■ **TASK OBJECTIVE**:
Filter the records below for the word "pang". Copy each line that holds it.

[Stored items]
▼▼▼

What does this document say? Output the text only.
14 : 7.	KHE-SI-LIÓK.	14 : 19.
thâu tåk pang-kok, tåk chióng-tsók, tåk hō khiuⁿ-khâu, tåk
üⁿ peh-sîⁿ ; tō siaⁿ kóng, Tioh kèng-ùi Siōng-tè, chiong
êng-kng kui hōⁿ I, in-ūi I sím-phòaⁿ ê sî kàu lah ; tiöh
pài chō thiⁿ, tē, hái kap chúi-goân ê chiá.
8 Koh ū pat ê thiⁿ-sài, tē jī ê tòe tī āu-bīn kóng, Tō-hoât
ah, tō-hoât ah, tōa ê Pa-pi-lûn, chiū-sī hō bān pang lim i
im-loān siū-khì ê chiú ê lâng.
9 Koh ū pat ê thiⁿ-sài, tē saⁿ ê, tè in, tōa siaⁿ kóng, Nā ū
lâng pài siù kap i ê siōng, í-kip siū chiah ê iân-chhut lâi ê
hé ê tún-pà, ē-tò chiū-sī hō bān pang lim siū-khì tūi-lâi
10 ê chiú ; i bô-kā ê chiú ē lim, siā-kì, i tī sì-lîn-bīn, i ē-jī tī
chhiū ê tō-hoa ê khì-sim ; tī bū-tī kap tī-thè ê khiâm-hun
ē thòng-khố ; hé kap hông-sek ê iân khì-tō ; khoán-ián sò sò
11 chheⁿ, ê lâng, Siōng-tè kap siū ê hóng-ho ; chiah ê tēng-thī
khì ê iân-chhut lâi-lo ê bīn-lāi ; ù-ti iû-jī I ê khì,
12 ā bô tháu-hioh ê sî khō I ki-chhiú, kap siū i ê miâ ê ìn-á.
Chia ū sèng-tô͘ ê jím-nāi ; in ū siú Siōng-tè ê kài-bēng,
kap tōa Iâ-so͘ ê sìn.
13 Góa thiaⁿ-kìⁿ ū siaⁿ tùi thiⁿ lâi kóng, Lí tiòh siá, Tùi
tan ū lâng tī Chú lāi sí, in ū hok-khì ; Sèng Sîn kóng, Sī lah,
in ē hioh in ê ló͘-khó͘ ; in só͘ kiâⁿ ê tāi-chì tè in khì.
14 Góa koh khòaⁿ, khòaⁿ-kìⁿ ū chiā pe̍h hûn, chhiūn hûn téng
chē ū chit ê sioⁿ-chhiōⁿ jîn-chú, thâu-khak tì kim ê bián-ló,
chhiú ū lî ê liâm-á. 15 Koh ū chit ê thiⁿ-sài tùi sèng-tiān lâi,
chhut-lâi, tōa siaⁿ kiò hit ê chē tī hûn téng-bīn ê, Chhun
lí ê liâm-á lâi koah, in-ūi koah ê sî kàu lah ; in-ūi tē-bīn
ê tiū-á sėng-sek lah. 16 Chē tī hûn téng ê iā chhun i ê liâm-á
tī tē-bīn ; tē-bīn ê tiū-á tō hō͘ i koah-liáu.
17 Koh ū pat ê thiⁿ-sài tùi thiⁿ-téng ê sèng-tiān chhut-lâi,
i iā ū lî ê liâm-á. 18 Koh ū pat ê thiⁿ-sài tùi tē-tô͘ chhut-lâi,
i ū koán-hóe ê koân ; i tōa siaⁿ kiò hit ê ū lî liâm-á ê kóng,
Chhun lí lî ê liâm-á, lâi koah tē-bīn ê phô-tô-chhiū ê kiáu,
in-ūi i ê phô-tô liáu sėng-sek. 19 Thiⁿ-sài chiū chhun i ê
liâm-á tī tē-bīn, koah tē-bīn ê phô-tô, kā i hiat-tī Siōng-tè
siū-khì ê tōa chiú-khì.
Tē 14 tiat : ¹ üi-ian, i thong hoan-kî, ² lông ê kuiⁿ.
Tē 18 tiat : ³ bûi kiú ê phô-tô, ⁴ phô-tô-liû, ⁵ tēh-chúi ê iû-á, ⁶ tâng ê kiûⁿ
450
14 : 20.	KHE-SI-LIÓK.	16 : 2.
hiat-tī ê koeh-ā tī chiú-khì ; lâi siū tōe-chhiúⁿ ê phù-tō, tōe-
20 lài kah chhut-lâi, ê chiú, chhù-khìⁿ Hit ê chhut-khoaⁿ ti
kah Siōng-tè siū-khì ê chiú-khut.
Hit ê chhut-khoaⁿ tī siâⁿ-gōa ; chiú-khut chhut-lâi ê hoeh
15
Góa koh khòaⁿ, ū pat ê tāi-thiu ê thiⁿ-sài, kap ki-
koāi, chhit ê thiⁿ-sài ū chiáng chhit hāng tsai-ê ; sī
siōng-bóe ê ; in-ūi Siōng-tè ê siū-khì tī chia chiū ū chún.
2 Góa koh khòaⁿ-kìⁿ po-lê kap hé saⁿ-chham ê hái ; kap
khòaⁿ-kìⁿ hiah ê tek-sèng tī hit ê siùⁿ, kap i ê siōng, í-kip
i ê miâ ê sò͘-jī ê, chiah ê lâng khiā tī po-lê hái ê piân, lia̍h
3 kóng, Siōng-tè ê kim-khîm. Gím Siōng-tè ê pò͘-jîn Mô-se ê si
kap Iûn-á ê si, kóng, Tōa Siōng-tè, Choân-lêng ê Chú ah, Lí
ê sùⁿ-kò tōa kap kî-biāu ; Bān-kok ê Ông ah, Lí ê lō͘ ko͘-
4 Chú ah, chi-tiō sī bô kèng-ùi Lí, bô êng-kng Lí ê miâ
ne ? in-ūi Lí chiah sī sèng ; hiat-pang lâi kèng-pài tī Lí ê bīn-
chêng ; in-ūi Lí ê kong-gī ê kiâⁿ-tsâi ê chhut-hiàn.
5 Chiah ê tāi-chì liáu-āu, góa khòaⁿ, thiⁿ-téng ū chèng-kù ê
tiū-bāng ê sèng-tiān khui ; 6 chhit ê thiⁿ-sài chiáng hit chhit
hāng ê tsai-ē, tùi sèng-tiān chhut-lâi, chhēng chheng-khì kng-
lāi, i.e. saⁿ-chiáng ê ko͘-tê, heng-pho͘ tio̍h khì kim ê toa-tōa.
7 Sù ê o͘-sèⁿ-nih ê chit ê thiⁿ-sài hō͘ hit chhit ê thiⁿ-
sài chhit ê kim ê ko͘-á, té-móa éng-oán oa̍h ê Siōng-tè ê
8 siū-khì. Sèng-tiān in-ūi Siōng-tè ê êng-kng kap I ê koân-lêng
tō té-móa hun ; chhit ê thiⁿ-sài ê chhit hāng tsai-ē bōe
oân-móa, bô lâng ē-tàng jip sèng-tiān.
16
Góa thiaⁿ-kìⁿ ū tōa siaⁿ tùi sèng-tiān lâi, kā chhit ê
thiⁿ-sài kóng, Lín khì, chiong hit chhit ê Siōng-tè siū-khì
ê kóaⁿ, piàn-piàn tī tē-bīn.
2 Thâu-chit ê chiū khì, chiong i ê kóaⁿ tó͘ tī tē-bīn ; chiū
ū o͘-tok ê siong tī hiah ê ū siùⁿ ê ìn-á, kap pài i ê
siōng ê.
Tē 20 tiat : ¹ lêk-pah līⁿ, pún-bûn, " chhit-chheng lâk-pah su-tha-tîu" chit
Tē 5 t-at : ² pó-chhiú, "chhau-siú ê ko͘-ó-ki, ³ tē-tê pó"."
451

▲▲▲

■ **EXPECTED ANSWER**:
thâu tåk pang-kok, tåk chióng-tsók, tåk hō khiuⁿ-khâu, tåk
ah, tō-hoât ah, tōa ê Pa-pi-lûn, chiū-sī hō bān pang lim i
hé ê tún-pà, ē-tò chiū-sī hō bān pang lim siū-khì tūi-lâi
ne ? in-ūi Lí chiah sī sèng ; hiat-pang lâi kèng-pài tī Lí ê bīn-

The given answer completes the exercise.